— start Dataset —
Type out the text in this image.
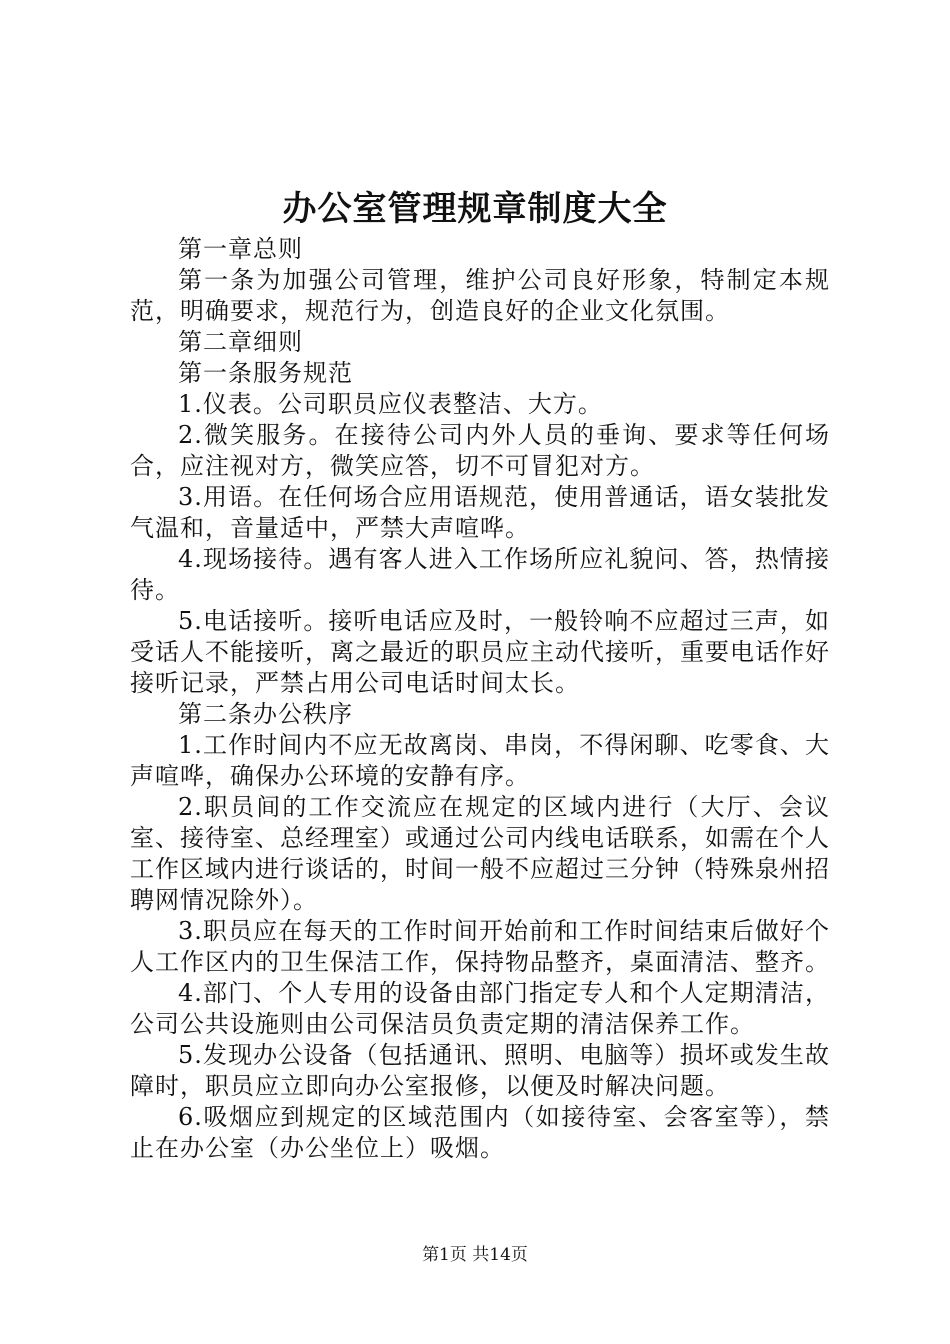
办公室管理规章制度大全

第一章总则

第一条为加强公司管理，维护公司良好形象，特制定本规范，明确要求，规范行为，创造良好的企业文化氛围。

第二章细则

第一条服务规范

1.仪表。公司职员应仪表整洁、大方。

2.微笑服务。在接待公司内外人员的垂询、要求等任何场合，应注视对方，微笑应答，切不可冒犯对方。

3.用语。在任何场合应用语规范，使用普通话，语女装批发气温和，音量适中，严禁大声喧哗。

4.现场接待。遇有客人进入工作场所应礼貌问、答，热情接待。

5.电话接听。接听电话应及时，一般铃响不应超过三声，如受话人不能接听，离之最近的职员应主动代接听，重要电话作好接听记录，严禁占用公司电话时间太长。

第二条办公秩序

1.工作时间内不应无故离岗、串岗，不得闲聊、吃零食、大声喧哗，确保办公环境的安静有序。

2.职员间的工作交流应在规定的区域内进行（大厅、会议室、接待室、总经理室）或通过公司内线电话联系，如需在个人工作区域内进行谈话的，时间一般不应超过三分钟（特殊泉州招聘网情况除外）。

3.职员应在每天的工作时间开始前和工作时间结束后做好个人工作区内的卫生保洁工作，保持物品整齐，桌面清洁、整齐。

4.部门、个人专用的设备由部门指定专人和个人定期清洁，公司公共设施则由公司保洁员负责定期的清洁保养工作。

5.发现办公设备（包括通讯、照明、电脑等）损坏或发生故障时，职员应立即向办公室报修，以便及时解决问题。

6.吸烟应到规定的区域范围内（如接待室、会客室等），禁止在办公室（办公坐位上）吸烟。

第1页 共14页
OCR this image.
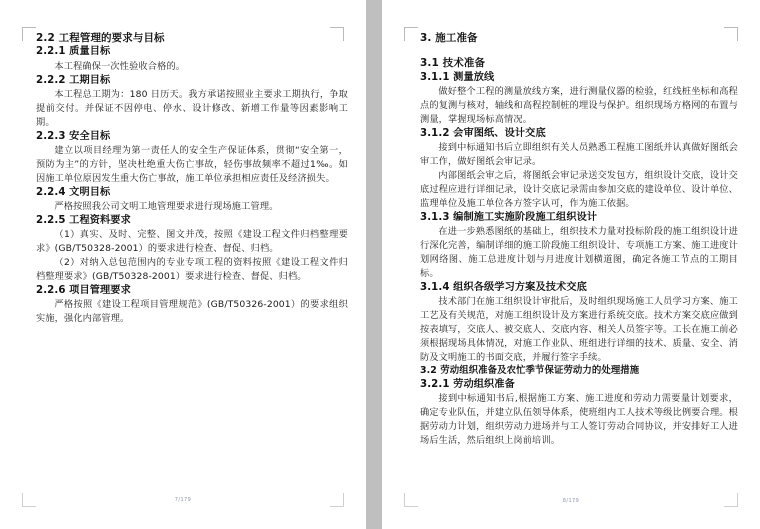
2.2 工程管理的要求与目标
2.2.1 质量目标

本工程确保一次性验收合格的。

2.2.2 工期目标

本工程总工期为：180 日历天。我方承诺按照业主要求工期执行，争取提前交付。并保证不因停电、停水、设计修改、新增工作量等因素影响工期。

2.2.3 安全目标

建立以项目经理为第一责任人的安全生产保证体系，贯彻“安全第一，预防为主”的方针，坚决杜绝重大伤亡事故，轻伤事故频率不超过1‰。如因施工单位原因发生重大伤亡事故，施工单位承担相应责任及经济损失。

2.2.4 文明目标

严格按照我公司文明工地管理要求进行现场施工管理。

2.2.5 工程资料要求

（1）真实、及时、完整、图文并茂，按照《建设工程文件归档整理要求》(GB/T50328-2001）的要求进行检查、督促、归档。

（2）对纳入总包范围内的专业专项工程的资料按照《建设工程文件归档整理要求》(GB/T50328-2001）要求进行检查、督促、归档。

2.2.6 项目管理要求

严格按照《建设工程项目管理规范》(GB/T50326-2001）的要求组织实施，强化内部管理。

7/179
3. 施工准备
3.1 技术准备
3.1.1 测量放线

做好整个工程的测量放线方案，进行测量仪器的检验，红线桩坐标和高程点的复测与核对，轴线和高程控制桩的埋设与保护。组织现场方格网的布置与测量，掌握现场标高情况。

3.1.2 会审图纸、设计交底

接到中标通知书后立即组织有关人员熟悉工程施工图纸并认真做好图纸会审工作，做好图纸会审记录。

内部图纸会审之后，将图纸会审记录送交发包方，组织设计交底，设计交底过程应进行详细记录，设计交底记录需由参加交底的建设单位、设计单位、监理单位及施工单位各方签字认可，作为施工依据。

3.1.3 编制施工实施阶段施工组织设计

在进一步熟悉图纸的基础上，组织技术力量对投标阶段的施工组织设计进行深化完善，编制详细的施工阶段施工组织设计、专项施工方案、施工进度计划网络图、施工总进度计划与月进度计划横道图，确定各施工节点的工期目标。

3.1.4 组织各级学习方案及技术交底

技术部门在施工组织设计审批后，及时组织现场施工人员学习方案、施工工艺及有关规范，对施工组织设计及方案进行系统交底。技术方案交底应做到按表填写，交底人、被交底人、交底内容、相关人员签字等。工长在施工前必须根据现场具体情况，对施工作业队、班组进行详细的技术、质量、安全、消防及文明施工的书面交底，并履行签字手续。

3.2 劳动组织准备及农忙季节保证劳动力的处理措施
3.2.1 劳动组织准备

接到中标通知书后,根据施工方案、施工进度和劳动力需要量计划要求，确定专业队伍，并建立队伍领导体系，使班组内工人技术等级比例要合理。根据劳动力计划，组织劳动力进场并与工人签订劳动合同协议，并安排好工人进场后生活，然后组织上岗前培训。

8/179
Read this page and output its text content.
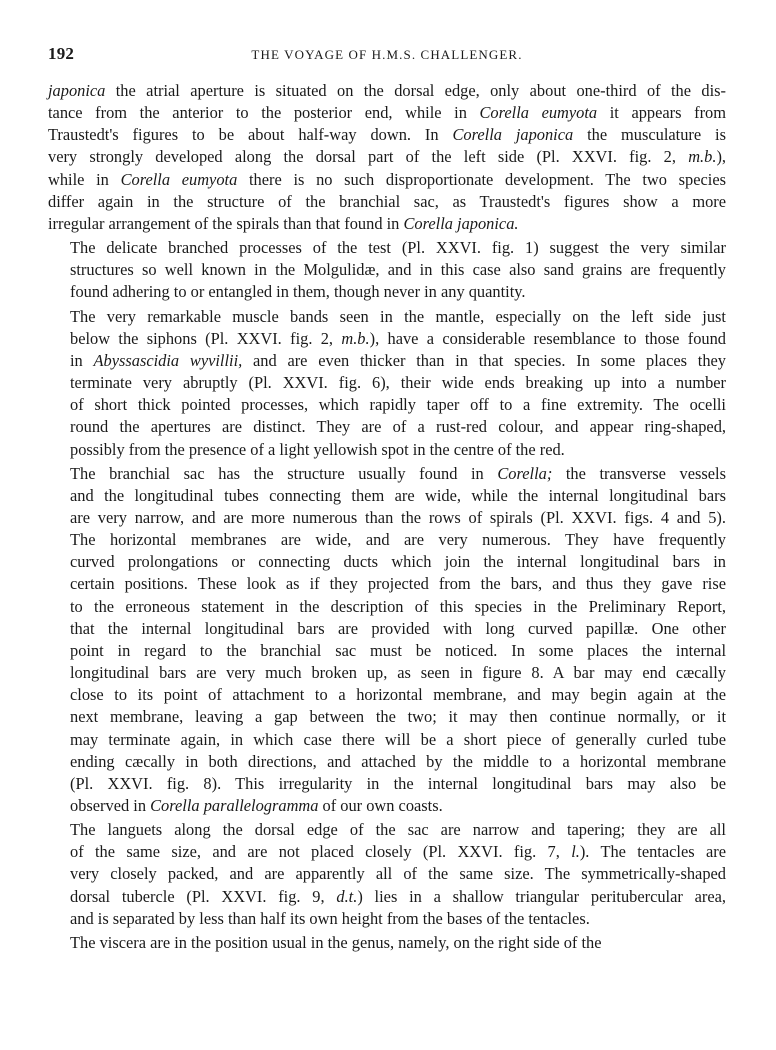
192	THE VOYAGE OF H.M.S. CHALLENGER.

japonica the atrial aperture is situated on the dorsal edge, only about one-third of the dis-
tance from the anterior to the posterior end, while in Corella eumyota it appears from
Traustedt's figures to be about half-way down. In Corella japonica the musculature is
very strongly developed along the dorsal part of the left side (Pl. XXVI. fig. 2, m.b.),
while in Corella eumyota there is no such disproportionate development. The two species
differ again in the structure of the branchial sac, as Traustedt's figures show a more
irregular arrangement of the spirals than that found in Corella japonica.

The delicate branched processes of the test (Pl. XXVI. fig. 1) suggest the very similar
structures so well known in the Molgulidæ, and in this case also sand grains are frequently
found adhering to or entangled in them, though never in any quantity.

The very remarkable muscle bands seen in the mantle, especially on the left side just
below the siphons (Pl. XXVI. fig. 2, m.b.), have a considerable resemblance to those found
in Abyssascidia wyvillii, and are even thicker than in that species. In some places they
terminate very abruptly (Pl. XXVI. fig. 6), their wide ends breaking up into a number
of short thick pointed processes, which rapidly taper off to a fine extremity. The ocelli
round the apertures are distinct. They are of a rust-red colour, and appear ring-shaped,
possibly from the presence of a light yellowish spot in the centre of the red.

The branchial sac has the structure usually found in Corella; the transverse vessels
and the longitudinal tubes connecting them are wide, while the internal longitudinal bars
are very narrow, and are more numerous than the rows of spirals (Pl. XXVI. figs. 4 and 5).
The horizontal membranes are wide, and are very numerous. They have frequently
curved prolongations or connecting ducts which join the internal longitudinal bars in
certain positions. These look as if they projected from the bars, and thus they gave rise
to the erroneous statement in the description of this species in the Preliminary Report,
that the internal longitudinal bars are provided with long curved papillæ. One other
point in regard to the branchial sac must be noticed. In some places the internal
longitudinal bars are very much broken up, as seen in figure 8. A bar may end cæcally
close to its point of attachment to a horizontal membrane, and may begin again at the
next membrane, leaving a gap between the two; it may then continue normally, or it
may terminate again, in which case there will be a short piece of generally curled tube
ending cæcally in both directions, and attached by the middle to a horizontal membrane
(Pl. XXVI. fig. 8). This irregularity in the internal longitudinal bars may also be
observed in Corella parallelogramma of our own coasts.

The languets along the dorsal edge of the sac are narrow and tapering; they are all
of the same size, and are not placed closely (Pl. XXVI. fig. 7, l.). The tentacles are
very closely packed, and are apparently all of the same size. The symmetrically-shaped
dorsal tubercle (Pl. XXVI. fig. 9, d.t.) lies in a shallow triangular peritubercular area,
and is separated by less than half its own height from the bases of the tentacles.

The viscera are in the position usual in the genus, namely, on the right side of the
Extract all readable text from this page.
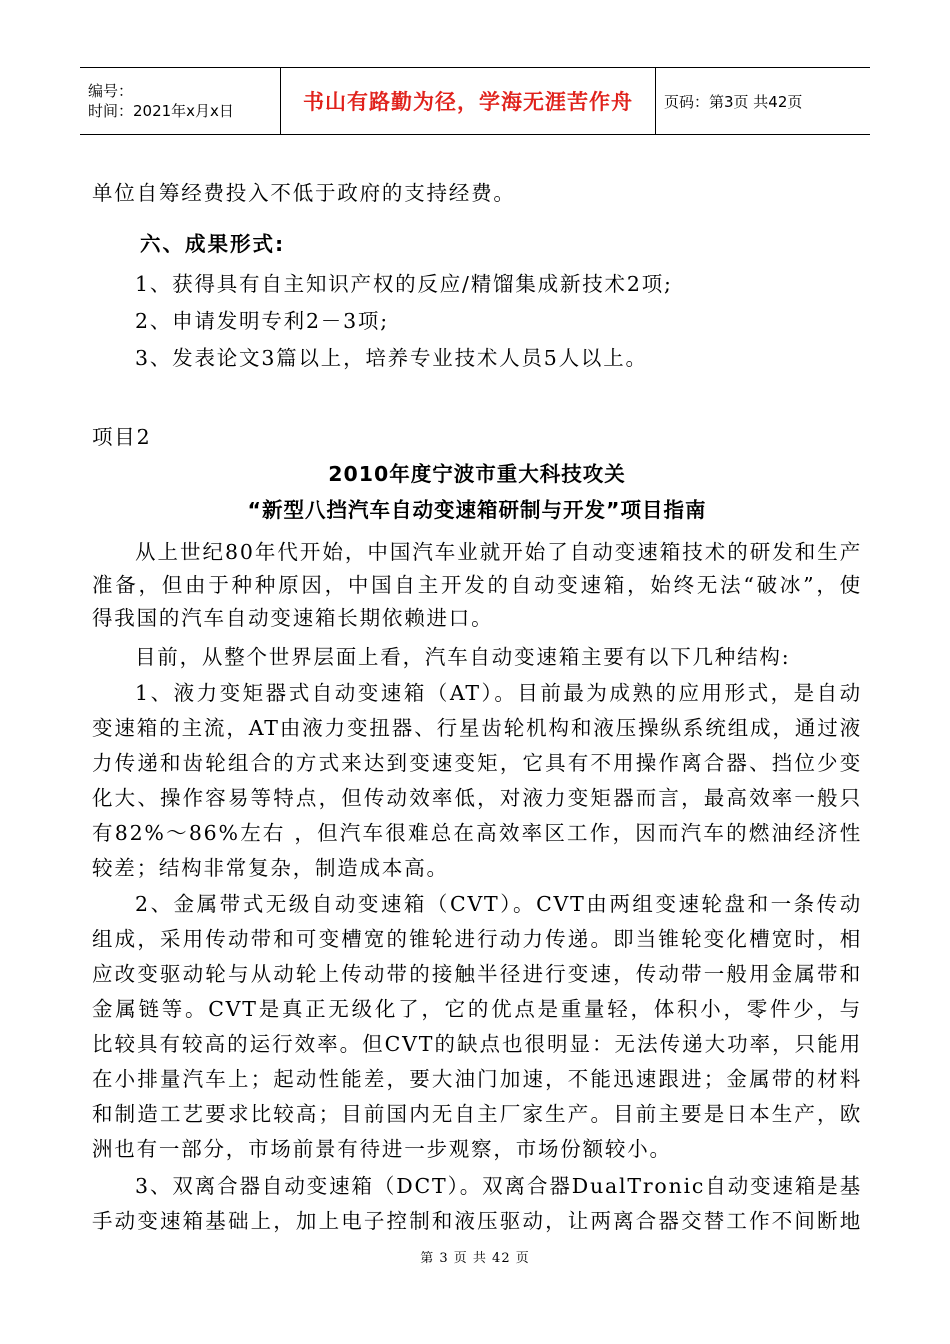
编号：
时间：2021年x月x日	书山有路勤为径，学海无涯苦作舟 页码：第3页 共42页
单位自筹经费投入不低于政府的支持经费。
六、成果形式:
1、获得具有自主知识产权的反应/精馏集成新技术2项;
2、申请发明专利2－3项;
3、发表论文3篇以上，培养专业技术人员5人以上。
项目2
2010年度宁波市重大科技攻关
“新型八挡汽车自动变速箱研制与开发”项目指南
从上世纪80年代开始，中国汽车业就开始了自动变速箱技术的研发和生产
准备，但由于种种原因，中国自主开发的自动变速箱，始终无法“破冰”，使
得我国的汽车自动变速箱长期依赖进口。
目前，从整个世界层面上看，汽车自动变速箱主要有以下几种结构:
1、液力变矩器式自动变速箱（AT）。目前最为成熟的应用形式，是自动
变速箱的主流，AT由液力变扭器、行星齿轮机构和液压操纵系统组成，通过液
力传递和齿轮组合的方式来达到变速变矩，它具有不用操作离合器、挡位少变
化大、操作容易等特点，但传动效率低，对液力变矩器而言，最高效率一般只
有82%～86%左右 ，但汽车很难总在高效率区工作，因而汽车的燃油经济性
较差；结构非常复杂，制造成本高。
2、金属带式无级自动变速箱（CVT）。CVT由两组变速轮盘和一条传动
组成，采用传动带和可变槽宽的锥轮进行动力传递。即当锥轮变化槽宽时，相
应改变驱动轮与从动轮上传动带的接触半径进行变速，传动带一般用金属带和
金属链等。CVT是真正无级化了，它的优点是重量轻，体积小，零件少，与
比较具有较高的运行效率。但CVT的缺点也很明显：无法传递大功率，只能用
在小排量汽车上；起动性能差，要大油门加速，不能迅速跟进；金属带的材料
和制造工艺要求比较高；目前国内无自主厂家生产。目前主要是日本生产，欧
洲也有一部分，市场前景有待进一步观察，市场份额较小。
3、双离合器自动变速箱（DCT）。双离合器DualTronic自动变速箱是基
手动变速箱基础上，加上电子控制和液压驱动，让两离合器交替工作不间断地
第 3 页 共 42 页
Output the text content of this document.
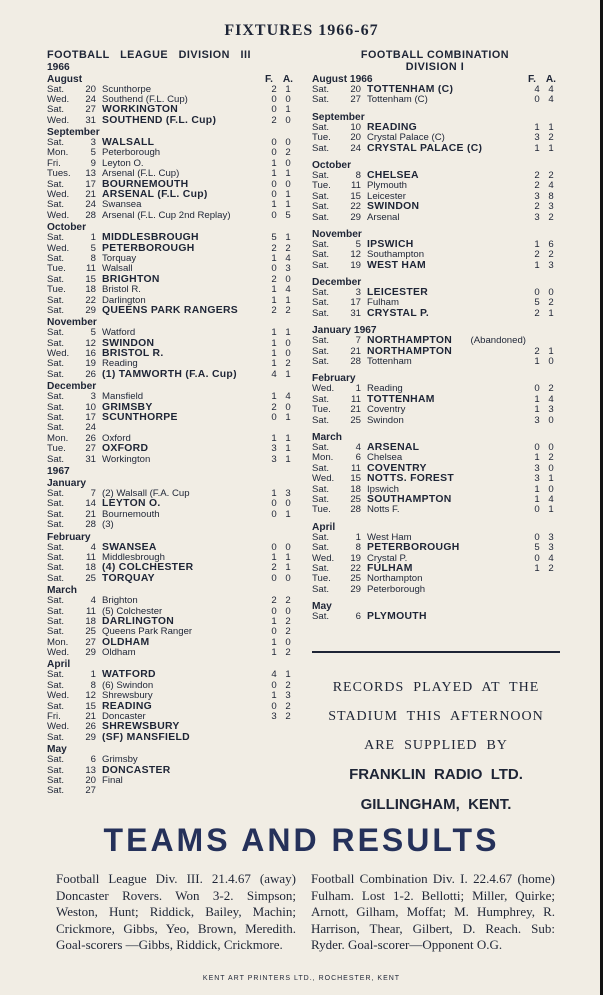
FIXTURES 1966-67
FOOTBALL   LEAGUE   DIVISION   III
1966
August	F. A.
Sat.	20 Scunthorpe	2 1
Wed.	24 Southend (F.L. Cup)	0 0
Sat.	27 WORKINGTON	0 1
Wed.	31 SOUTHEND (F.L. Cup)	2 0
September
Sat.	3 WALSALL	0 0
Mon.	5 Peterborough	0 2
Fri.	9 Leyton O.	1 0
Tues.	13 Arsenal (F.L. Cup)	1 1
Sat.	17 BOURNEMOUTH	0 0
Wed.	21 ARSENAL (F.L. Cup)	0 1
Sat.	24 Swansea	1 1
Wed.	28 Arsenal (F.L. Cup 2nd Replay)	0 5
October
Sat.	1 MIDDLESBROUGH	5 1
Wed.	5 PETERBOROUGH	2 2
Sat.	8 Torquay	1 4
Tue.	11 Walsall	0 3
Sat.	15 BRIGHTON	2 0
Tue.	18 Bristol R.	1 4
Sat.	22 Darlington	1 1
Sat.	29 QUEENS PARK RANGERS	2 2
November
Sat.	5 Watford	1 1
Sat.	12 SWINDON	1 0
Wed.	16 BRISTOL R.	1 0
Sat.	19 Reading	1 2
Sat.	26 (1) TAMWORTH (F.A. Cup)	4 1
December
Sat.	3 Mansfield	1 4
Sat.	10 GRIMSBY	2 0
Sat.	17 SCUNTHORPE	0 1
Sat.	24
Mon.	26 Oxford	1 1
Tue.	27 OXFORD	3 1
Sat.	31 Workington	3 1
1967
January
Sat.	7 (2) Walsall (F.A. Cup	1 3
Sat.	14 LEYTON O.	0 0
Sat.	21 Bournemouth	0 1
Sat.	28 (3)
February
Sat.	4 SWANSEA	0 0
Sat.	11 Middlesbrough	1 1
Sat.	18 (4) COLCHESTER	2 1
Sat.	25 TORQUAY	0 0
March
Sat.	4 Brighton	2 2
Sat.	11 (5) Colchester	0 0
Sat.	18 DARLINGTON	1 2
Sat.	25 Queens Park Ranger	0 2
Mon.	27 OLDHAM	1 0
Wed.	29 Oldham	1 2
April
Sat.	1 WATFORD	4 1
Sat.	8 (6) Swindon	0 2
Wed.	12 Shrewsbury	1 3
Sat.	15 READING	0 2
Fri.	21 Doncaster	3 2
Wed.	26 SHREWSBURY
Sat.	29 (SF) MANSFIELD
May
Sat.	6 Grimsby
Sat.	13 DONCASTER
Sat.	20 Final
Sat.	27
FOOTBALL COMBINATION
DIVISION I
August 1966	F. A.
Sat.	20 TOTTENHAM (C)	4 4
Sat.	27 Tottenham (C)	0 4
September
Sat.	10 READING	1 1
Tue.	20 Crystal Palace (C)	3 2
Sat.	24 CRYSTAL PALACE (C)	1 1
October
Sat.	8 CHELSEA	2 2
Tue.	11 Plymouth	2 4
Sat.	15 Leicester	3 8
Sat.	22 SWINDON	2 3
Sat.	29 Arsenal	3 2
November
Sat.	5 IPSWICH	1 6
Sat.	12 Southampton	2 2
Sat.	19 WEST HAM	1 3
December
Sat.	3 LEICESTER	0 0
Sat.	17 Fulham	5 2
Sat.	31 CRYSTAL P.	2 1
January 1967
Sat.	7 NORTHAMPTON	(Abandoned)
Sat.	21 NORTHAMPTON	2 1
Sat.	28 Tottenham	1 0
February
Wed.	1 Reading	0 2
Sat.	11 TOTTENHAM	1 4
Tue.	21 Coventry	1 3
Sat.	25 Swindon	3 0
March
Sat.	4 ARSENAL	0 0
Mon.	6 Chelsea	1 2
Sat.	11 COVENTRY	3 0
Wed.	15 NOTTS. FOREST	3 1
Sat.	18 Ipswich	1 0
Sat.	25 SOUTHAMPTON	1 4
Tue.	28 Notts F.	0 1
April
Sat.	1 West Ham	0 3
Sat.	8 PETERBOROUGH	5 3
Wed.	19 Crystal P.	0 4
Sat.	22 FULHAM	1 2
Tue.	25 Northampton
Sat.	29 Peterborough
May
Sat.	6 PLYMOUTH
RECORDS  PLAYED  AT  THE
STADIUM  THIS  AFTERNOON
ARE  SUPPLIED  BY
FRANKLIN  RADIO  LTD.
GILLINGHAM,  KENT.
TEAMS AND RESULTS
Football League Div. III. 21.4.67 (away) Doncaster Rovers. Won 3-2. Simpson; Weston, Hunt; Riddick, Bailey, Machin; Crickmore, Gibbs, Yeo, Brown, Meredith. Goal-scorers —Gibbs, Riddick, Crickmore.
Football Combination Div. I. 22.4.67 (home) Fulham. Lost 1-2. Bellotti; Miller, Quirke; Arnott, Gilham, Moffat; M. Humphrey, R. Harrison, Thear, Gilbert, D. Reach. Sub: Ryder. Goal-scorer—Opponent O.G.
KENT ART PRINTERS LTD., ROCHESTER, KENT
— end Dataset —
The request -> Tally up the lines in the records that contain the word "page" and give only the total.

Exercise answer -> 2